# Supplied records
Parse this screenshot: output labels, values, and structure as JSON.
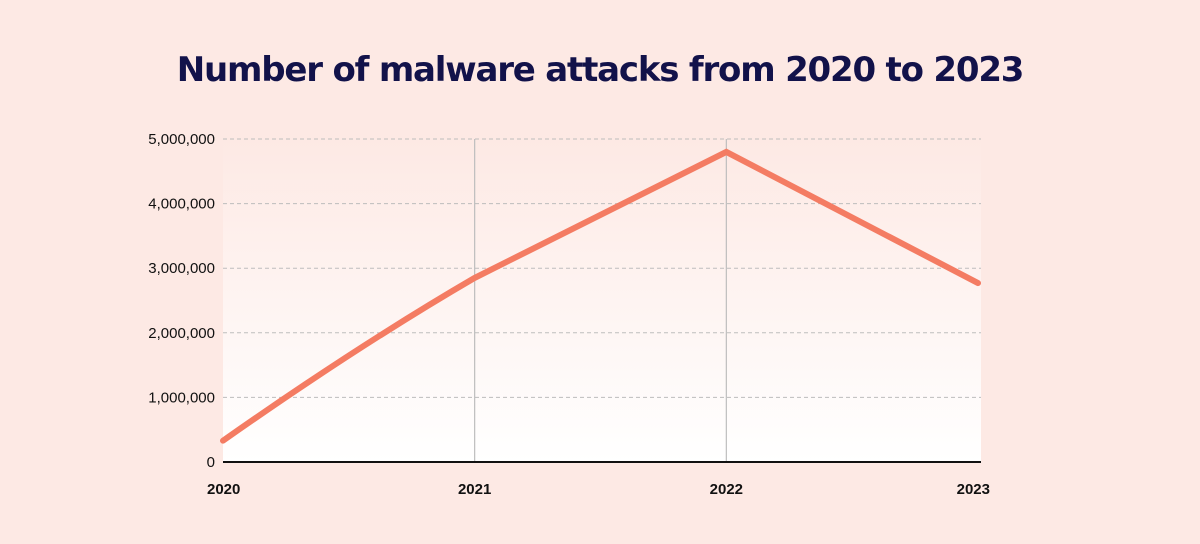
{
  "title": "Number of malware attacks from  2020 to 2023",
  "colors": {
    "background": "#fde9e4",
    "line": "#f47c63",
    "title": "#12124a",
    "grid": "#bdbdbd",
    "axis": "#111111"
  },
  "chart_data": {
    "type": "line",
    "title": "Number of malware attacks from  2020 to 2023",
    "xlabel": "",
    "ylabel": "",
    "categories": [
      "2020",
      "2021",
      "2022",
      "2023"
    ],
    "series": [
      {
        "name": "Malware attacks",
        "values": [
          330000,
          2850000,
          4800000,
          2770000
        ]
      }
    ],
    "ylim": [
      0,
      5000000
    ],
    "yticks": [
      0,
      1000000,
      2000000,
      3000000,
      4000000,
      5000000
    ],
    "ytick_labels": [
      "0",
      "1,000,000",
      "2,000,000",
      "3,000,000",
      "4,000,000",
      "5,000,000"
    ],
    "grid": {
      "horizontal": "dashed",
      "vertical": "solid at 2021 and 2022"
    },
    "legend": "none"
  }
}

# Problem to work on
Copy the records exactly as they appear, excluding images.

# Response to the exercise
Parse this screenshot: output labels, values, and structure as JSON.
{
  "title": "Number of malware attacks from  2020 to 2023",
  "colors": {
    "background": "#fde9e4",
    "line": "#f47c63",
    "title": "#12124a",
    "grid": "#bdbdbd",
    "axis": "#111111"
  },
  "chart_data": {
    "type": "line",
    "title": "Number of malware attacks from  2020 to 2023",
    "xlabel": "",
    "ylabel": "",
    "categories": [
      "2020",
      "2021",
      "2022",
      "2023"
    ],
    "series": [
      {
        "name": "Malware attacks",
        "values": [
          330000,
          2850000,
          4800000,
          2770000
        ]
      }
    ],
    "ylim": [
      0,
      5000000
    ],
    "yticks": [
      0,
      1000000,
      2000000,
      3000000,
      4000000,
      5000000
    ],
    "ytick_labels": [
      "0",
      "1,000,000",
      "2,000,000",
      "3,000,000",
      "4,000,000",
      "5,000,000"
    ],
    "grid": {
      "horizontal": "dashed",
      "vertical": "solid at 2021 and 2022"
    },
    "legend": "none"
  }
}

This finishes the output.